[PROBLEM REQUIREMENTS] How many lines in these records hold the string "Bladsy"? Reply with the number alone.

[Some records]
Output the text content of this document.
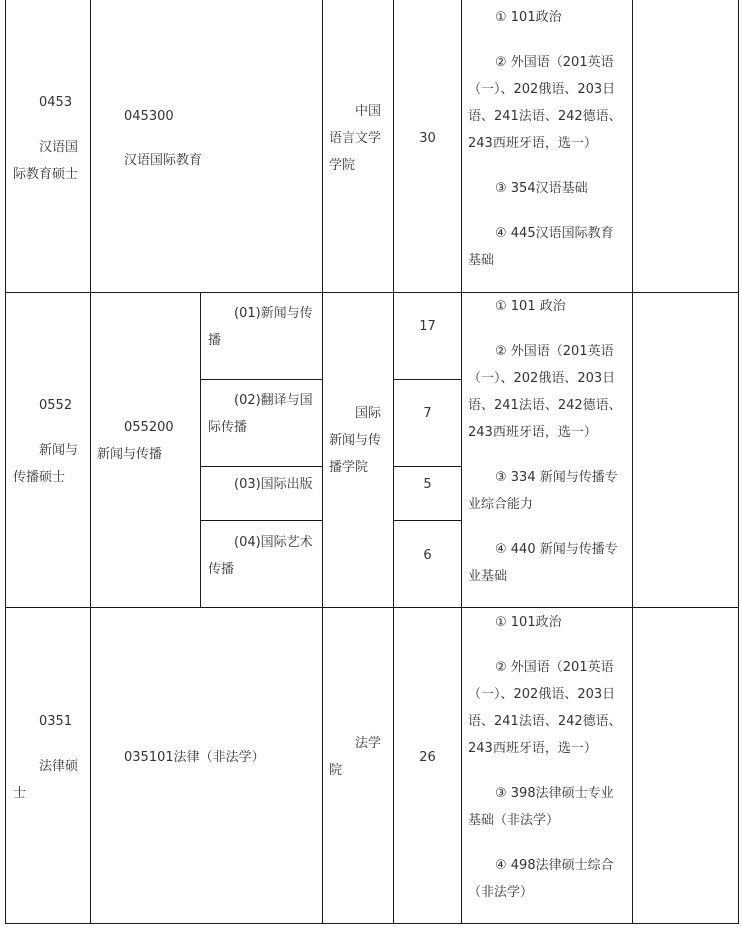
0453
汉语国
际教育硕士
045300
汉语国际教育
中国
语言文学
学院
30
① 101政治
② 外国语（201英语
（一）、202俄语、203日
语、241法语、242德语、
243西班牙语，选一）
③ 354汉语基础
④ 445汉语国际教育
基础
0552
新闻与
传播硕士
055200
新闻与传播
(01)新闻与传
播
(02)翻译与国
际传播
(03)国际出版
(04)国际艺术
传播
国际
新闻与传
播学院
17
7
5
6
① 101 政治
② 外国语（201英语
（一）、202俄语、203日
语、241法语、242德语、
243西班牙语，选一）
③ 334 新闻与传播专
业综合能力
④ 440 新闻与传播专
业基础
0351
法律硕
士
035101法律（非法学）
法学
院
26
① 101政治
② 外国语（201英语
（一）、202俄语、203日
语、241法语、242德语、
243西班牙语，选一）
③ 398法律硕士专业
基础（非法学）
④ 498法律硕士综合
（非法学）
==
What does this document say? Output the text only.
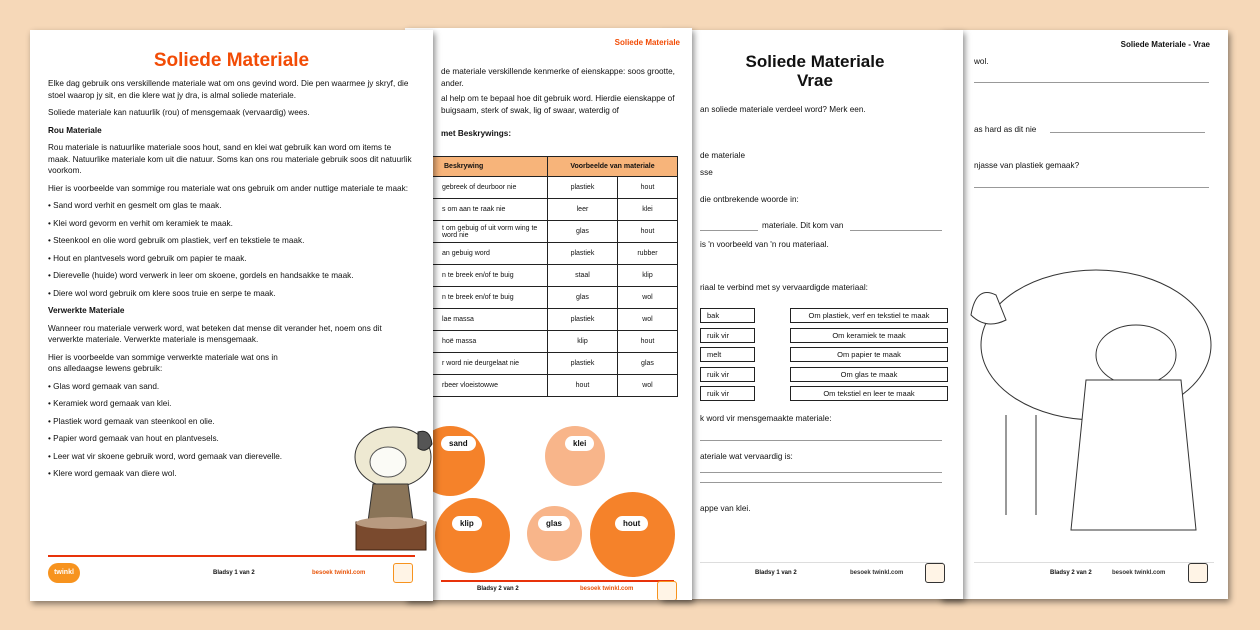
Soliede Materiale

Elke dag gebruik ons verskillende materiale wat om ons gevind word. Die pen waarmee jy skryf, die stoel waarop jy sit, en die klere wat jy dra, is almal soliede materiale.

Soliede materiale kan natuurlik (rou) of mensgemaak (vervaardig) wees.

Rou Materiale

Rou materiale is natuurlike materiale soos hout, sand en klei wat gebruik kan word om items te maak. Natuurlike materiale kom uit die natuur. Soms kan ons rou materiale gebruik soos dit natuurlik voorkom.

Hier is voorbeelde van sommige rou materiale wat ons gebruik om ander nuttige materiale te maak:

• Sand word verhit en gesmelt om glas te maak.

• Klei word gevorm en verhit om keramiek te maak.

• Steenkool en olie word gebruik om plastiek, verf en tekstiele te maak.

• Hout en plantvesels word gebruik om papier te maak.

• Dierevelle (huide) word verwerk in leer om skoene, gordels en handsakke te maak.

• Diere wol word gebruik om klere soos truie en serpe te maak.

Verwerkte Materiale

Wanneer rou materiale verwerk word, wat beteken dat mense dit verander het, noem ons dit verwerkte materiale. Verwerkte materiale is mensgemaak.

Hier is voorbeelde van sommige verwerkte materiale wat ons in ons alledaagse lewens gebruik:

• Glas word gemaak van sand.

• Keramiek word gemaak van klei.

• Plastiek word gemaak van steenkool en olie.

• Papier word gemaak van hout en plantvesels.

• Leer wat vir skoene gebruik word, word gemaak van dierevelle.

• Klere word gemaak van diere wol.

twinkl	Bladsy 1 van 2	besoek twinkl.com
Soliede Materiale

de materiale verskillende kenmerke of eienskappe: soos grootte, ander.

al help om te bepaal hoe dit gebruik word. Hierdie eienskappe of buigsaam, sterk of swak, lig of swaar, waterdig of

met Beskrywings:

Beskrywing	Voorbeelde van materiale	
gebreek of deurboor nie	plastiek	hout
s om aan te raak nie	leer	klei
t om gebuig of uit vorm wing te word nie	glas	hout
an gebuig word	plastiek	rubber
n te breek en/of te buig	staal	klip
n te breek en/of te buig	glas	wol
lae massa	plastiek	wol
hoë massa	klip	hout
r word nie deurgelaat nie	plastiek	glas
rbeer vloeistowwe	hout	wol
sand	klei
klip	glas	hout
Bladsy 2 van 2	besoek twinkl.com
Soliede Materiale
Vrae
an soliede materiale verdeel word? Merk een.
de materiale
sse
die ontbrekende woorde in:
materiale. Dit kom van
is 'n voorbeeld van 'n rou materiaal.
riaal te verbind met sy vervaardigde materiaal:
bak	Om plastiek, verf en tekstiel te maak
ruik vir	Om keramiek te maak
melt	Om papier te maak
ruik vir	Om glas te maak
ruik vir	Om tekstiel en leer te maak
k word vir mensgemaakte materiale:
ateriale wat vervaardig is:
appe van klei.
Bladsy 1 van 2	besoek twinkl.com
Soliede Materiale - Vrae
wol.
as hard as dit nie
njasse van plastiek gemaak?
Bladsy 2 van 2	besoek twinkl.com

[COMPLETED TASK] 4